**Instructions to follow:**
Go through the data and copy every line exactly, but not the images.

**Listing:**
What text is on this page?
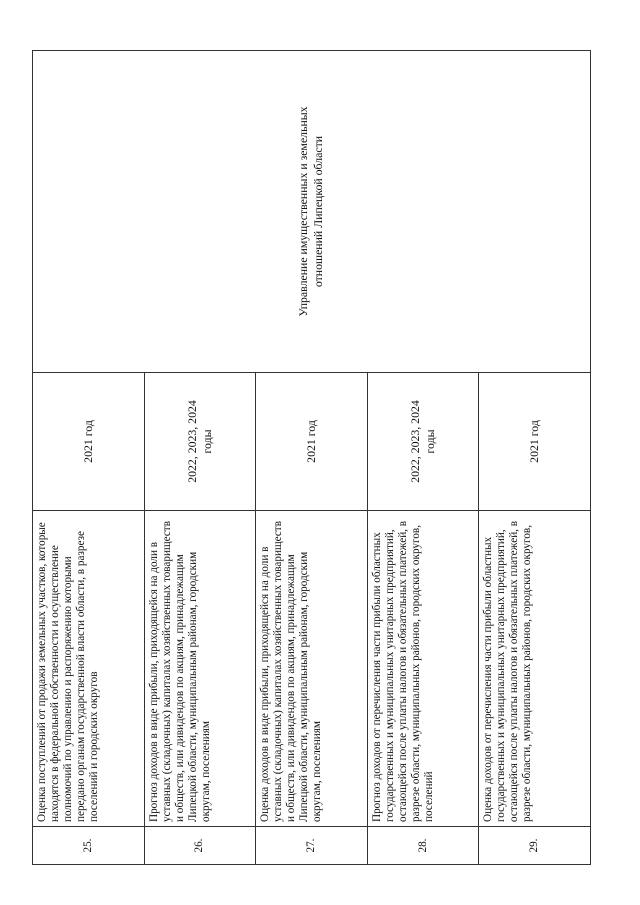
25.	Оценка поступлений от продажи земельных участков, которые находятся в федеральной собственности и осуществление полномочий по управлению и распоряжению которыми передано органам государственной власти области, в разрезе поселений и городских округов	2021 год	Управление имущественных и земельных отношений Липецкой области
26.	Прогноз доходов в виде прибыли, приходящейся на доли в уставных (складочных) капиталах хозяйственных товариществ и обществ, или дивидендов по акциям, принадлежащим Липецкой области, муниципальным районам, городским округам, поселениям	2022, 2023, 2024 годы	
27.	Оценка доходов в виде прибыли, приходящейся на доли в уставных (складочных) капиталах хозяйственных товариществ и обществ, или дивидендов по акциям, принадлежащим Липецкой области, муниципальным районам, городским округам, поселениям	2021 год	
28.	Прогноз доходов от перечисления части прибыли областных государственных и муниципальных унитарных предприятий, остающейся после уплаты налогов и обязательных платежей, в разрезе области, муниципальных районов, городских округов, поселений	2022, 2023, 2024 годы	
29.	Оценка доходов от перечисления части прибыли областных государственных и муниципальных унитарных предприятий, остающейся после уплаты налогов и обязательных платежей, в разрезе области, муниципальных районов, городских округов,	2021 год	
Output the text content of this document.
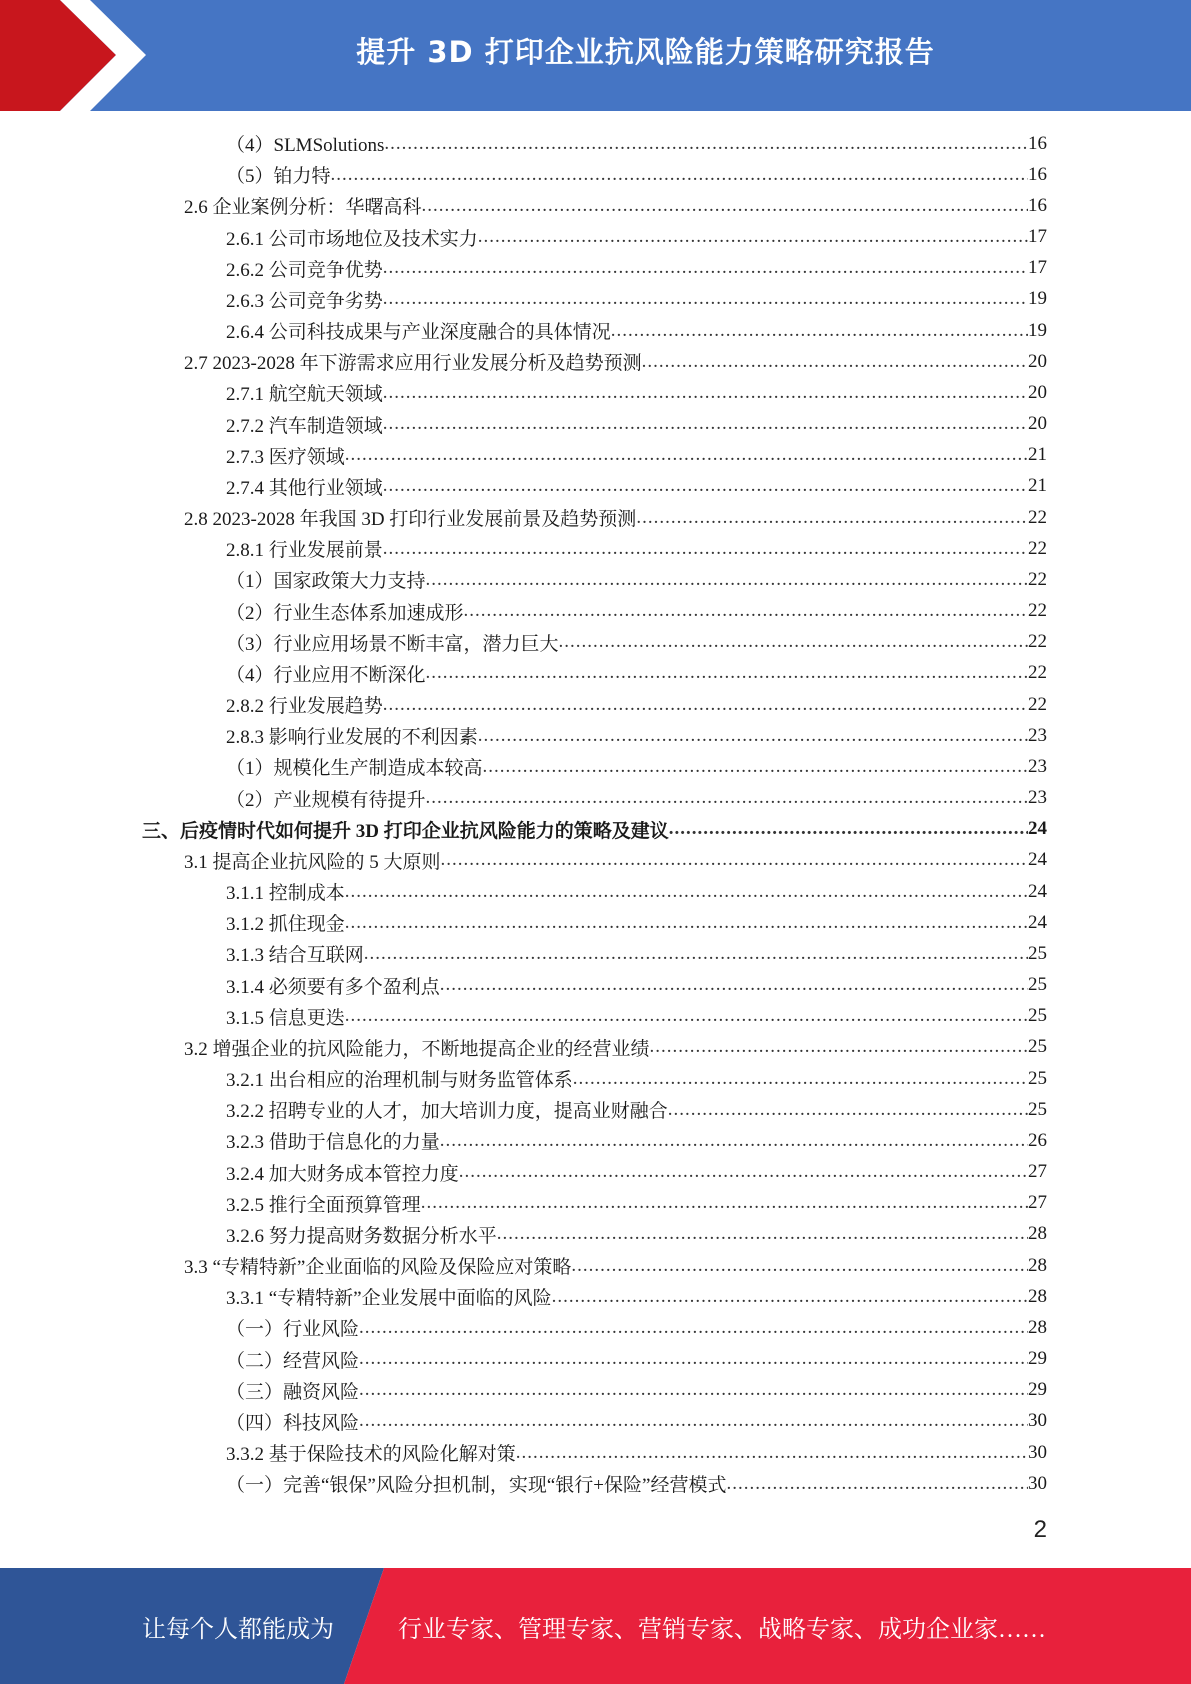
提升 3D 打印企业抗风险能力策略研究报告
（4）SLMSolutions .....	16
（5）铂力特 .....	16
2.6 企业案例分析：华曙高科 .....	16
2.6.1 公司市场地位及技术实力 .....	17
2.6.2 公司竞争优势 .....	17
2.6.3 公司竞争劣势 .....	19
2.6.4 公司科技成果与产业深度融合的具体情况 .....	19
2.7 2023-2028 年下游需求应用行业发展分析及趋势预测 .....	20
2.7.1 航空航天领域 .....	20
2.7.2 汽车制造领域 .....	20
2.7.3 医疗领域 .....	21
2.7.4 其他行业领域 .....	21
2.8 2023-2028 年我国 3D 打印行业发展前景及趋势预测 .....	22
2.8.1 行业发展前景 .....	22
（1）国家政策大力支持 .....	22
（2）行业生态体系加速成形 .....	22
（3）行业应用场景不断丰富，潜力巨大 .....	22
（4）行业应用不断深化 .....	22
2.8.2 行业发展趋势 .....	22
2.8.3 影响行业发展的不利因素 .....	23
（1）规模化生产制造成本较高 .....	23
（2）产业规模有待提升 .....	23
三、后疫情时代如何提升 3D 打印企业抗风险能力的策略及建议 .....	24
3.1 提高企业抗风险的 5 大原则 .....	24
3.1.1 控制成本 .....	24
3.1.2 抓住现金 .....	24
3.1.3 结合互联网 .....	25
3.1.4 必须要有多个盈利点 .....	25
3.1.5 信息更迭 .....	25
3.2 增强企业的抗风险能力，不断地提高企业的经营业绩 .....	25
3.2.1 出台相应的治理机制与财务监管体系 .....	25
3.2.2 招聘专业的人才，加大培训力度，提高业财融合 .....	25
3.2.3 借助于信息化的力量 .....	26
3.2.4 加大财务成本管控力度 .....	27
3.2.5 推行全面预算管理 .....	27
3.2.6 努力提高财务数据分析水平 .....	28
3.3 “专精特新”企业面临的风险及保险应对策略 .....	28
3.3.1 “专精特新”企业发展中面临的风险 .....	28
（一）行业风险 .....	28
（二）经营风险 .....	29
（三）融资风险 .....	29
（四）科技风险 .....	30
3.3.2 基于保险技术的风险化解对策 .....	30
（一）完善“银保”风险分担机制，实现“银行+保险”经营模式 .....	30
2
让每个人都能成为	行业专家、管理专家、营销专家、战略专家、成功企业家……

**The solution:**
What text is on this page?
25.	Оценка поступлений от продажи земельных участков, которые находятся в федеральной собственности и осуществление полномочий по управлению и распоряжению которыми передано органам государственной власти области, в разрезе поселений и городских округов	2021 год	Управление имущественных и земельных отношений Липецкой области
26.	Прогноз доходов в виде прибыли, приходящейся на доли в уставных (складочных) капиталах хозяйственных товариществ и обществ, или дивидендов по акциям, принадлежащим Липецкой области, муниципальным районам, городским округам, поселениям	2022, 2023, 2024 годы	
27.	Оценка доходов в виде прибыли, приходящейся на доли в уставных (складочных) капиталах хозяйственных товариществ и обществ, или дивидендов по акциям, принадлежащим Липецкой области, муниципальным районам, городским округам, поселениям	2021 год	
28.	Прогноз доходов от перечисления части прибыли областных государственных и муниципальных унитарных предприятий, остающейся после уплаты налогов и обязательных платежей, в разрезе области, муниципальных районов, городских округов, поселений	2022, 2023, 2024 годы	
29.	Оценка доходов от перечисления части прибыли областных государственных и муниципальных унитарных предприятий, остающейся после уплаты налогов и обязательных платежей, в разрезе области, муниципальных районов, городских округов,	2021 год	
Output the text content of this document.
提升 3D 打印企业抗风险能力策略研究报告
（4）SLMSolutions .....	16
（5）铂力特 .....	16
2.6 企业案例分析：华曙高科 .....	16
2.6.1 公司市场地位及技术实力 .....	17
2.6.2 公司竞争优势 .....	17
2.6.3 公司竞争劣势 .....	19
2.6.4 公司科技成果与产业深度融合的具体情况 .....	19
2.7 2023-2028 年下游需求应用行业发展分析及趋势预测 .....	20
2.7.1 航空航天领域 .....	20
2.7.2 汽车制造领域 .....	20
2.7.3 医疗领域 .....	21
2.7.4 其他行业领域 .....	21
2.8 2023-2028 年我国 3D 打印行业发展前景及趋势预测 .....	22
2.8.1 行业发展前景 .....	22
（1）国家政策大力支持 .....	22
（2）行业生态体系加速成形 .....	22
（3）行业应用场景不断丰富，潜力巨大 .....	22
（4）行业应用不断深化 .....	22
2.8.2 行业发展趋势 .....	22
2.8.3 影响行业发展的不利因素 .....	23
（1）规模化生产制造成本较高 .....	23
（2）产业规模有待提升 .....	23
三、后疫情时代如何提升 3D 打印企业抗风险能力的策略及建议 .....	24
3.1 提高企业抗风险的 5 大原则 .....	24
3.1.1 控制成本 .....	24
3.1.2 抓住现金 .....	24
3.1.3 结合互联网 .....	25
3.1.4 必须要有多个盈利点 .....	25
3.1.5 信息更迭 .....	25
3.2 增强企业的抗风险能力，不断地提高企业的经营业绩 .....	25
3.2.1 出台相应的治理机制与财务监管体系 .....	25
3.2.2 招聘专业的人才，加大培训力度，提高业财融合 .....	25
3.2.3 借助于信息化的力量 .....	26
3.2.4 加大财务成本管控力度 .....	27
3.2.5 推行全面预算管理 .....	27
3.2.6 努力提高财务数据分析水平 .....	28
3.3 “专精特新”企业面临的风险及保险应对策略 .....	28
3.3.1 “专精特新”企业发展中面临的风险 .....	28
（一）行业风险 .....	28
（二）经营风险 .....	29
（三）融资风险 .....	29
（四）科技风险 .....	30
3.3.2 基于保险技术的风险化解对策 .....	30
（一）完善“银保”风险分担机制，实现“银行+保险”经营模式 .....	30
2
让每个人都能成为	行业专家、管理专家、营销专家、战略专家、成功企业家……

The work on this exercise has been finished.